→ **The request**:
Please give the entries again in full and exactly, without any picture.

→ **Input data**:
— Start —

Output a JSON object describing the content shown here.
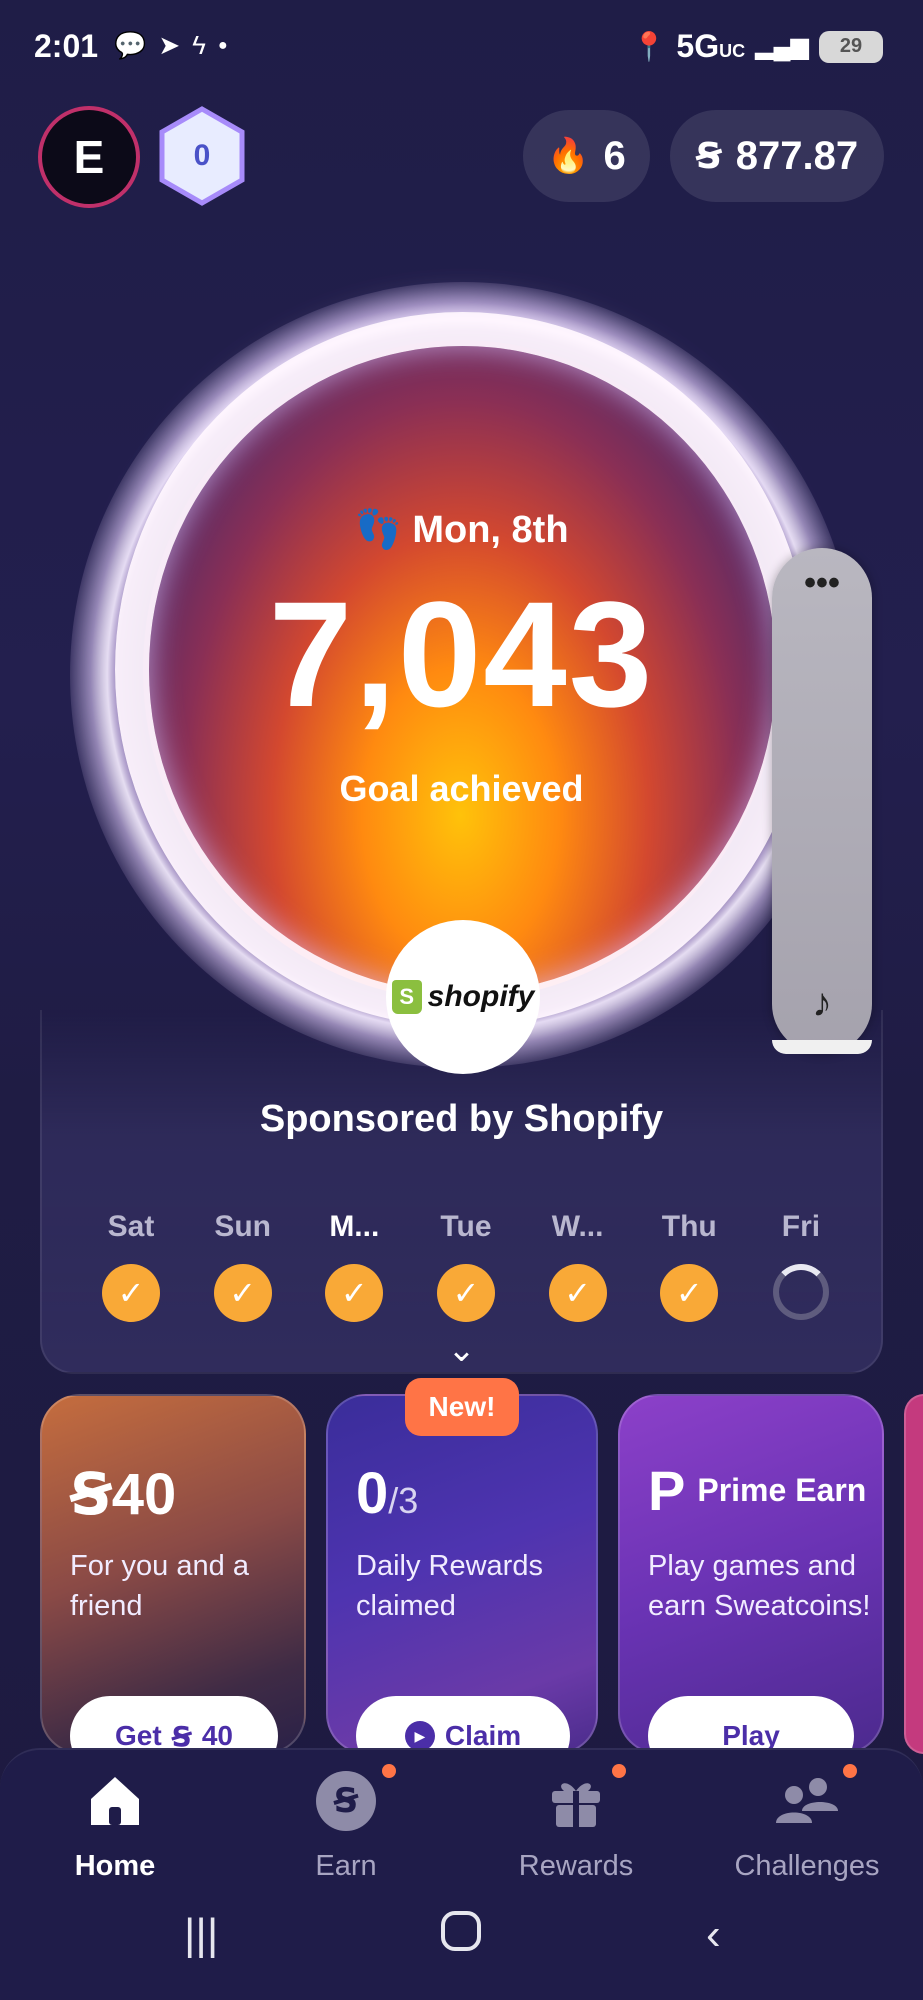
{
  "status_bar": {
    "time": "2:01",
    "network": "5G",
    "network_suffix": "UC",
    "battery": "29"
  },
  "header": {
    "avatar_initial": "E",
    "level": "0",
    "streak": "6",
    "balance": "877.87"
  },
  "today": {
    "date": "Mon, 8th",
    "steps": "7,043",
    "status": "Goal achieved"
  },
  "sponsor": {
    "logo_text": "shopify",
    "text": "Sponsored by Shopify"
  },
  "side_panel": {
    "menu": "•••"
  },
  "week": [
    {
      "label": "Sat",
      "done": true
    },
    {
      "label": "Sun",
      "done": true
    },
    {
      "label": "M...",
      "done": true,
      "today": true
    },
    {
      "label": "Tue",
      "done": true
    },
    {
      "label": "W...",
      "done": true
    },
    {
      "label": "Thu",
      "done": true
    },
    {
      "label": "Fri",
      "done": false
    }
  ],
  "promos": {
    "invite": {
      "amount": "40",
      "desc": "For you and a friend",
      "button": "Get",
      "button_amount": "40"
    },
    "daily": {
      "badge": "New!",
      "count": "0",
      "total": "/3",
      "desc": "Daily Rewards claimed",
      "button": "Claim"
    },
    "prime": {
      "title": "Prime Earn",
      "desc": "Play games and earn Sweatcoins!",
      "button": "Play"
    }
  },
  "nav": {
    "items": [
      {
        "label": "Home",
        "icon": "home-icon",
        "active": true
      },
      {
        "label": "Earn",
        "icon": "sweatcoin-icon",
        "badge": true
      },
      {
        "label": "Rewards",
        "icon": "gift-icon",
        "badge": true
      },
      {
        "label": "Challenges",
        "icon": "people-icon",
        "badge": true
      }
    ]
  },
  "colors": {
    "background": "#1f1d47",
    "accent_orange": "#ff7446",
    "check": "#f9a937",
    "button_text": "#4b2ea8"
  }
}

— End —

→ **Response for this exercise**:
Output a JSON object describing the content shown here.
{
  "status_bar": {
    "time": "2:01",
    "network": "5G",
    "network_suffix": "UC",
    "battery": "29"
  },
  "header": {
    "avatar_initial": "E",
    "level": "0",
    "streak": "6",
    "balance": "877.87"
  },
  "today": {
    "date": "Mon, 8th",
    "steps": "7,043",
    "status": "Goal achieved"
  },
  "sponsor": {
    "logo_text": "shopify",
    "text": "Sponsored by Shopify"
  },
  "side_panel": {
    "menu": "•••"
  },
  "week": [
    {
      "label": "Sat",
      "done": true
    },
    {
      "label": "Sun",
      "done": true
    },
    {
      "label": "M...",
      "done": true,
      "today": true
    },
    {
      "label": "Tue",
      "done": true
    },
    {
      "label": "W...",
      "done": true
    },
    {
      "label": "Thu",
      "done": true
    },
    {
      "label": "Fri",
      "done": false
    }
  ],
  "promos": {
    "invite": {
      "amount": "40",
      "desc": "For you and a friend",
      "button": "Get",
      "button_amount": "40"
    },
    "daily": {
      "badge": "New!",
      "count": "0",
      "total": "/3",
      "desc": "Daily Rewards claimed",
      "button": "Claim"
    },
    "prime": {
      "title": "Prime Earn",
      "desc": "Play games and earn Sweatcoins!",
      "button": "Play"
    }
  },
  "nav": {
    "items": [
      {
        "label": "Home",
        "icon": "home-icon",
        "active": true
      },
      {
        "label": "Earn",
        "icon": "sweatcoin-icon",
        "badge": true
      },
      {
        "label": "Rewards",
        "icon": "gift-icon",
        "badge": true
      },
      {
        "label": "Challenges",
        "icon": "people-icon",
        "badge": true
      }
    ]
  },
  "colors": {
    "background": "#1f1d47",
    "accent_orange": "#ff7446",
    "check": "#f9a937",
    "button_text": "#4b2ea8"
  }
}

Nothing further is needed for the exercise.